Set exercise:
Return all of the data exactly, with nothing left out but the pictures.

─── Items ───

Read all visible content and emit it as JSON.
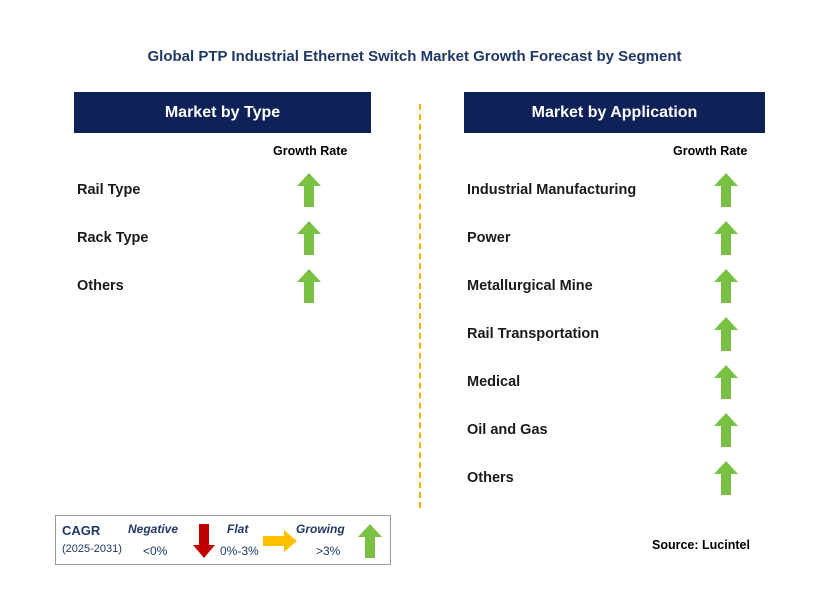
{
  "title": "Global PTP Industrial Ethernet Switch Market Growth Forecast by Segment",
  "left_panel": {
    "header": "Market by Type",
    "growth_label": "Growth Rate",
    "items": [
      {
        "label": "Rail Type",
        "trend": "growing"
      },
      {
        "label": "Rack Type",
        "trend": "growing"
      },
      {
        "label": "Others",
        "trend": "growing"
      }
    ]
  },
  "right_panel": {
    "header": "Market by Application",
    "growth_label": "Growth Rate",
    "items": [
      {
        "label": "Industrial Manufacturing",
        "trend": "growing"
      },
      {
        "label": "Power",
        "trend": "growing"
      },
      {
        "label": "Metallurgical Mine",
        "trend": "growing"
      },
      {
        "label": "Rail Transportation",
        "trend": "growing"
      },
      {
        "label": "Medical",
        "trend": "growing"
      },
      {
        "label": "Oil and Gas",
        "trend": "growing"
      },
      {
        "label": "Others",
        "trend": "growing"
      }
    ]
  },
  "legend": {
    "cagr": "CAGR",
    "period": "(2025-2031)",
    "negative": {
      "label": "Negative",
      "range": "<0%",
      "icon": "down-arrow-icon",
      "color": "#c00000"
    },
    "flat": {
      "label": "Flat",
      "range": "0%-3%",
      "icon": "right-arrow-icon",
      "color": "#ffc000"
    },
    "growing": {
      "label": "Growing",
      "range": ">3%",
      "icon": "up-arrow-icon",
      "color": "#7ac143"
    }
  },
  "source": "Source: Lucintel",
  "colors": {
    "header_bg": "#0e2258",
    "title": "#1f3864",
    "divider": "#f0b400",
    "up_arrow": "#7ac143"
  }
}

───

Task solution:
Read all visible content and emit it as JSON.
{
  "title": "Global PTP Industrial Ethernet Switch Market Growth Forecast by Segment",
  "left_panel": {
    "header": "Market by Type",
    "growth_label": "Growth Rate",
    "items": [
      {
        "label": "Rail Type",
        "trend": "growing"
      },
      {
        "label": "Rack Type",
        "trend": "growing"
      },
      {
        "label": "Others",
        "trend": "growing"
      }
    ]
  },
  "right_panel": {
    "header": "Market by Application",
    "growth_label": "Growth Rate",
    "items": [
      {
        "label": "Industrial Manufacturing",
        "trend": "growing"
      },
      {
        "label": "Power",
        "trend": "growing"
      },
      {
        "label": "Metallurgical Mine",
        "trend": "growing"
      },
      {
        "label": "Rail Transportation",
        "trend": "growing"
      },
      {
        "label": "Medical",
        "trend": "growing"
      },
      {
        "label": "Oil and Gas",
        "trend": "growing"
      },
      {
        "label": "Others",
        "trend": "growing"
      }
    ]
  },
  "legend": {
    "cagr": "CAGR",
    "period": "(2025-2031)",
    "negative": {
      "label": "Negative",
      "range": "<0%",
      "icon": "down-arrow-icon",
      "color": "#c00000"
    },
    "flat": {
      "label": "Flat",
      "range": "0%-3%",
      "icon": "right-arrow-icon",
      "color": "#ffc000"
    },
    "growing": {
      "label": "Growing",
      "range": ">3%",
      "icon": "up-arrow-icon",
      "color": "#7ac143"
    }
  },
  "source": "Source: Lucintel",
  "colors": {
    "header_bg": "#0e2258",
    "title": "#1f3864",
    "divider": "#f0b400",
    "up_arrow": "#7ac143"
  }
}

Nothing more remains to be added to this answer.